Work out the number of lines in the records that include the word "设购买甲种奖品"; reply with that number alone.
** START OF Given records **
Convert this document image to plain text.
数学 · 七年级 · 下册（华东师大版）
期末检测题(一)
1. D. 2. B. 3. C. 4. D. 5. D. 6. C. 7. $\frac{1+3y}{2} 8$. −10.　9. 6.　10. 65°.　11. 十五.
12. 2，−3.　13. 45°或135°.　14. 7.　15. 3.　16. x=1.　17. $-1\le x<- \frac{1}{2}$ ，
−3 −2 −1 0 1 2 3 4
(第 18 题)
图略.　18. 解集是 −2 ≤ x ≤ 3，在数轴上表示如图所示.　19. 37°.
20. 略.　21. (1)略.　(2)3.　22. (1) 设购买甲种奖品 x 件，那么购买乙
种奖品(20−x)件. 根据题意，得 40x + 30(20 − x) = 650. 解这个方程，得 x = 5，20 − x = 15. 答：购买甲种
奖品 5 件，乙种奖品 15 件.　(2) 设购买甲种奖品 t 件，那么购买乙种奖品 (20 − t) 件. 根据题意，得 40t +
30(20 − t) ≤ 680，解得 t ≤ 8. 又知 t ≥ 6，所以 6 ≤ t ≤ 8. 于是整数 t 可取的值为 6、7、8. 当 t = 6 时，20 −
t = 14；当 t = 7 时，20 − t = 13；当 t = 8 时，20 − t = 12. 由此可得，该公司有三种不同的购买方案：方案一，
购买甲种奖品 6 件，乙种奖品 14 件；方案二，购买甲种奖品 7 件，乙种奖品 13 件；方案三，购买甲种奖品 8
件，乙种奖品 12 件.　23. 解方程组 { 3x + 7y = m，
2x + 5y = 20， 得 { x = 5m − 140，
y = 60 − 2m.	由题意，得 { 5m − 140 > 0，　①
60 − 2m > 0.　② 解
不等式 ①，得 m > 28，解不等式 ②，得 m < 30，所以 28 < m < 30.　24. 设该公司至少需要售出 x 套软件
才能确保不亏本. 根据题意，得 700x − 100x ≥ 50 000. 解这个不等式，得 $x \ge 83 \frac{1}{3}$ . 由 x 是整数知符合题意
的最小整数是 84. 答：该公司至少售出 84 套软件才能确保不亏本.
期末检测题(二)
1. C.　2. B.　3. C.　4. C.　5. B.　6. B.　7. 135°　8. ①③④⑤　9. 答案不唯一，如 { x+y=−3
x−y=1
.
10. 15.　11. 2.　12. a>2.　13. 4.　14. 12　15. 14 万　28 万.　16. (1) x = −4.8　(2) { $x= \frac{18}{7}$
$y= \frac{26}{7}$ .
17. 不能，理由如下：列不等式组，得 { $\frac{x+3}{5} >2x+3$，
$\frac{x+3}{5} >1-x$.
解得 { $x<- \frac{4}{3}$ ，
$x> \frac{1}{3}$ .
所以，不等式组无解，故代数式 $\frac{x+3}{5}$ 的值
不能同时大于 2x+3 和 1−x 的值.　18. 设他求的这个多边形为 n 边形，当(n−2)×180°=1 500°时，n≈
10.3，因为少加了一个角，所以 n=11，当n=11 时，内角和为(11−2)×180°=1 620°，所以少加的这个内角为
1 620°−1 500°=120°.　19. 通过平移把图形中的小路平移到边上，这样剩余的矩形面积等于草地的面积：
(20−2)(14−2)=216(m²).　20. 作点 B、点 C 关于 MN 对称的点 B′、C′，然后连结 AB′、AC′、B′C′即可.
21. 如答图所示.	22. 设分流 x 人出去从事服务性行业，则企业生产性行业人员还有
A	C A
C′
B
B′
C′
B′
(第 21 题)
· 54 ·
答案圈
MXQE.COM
** END OF Given records **
= Complete response =
2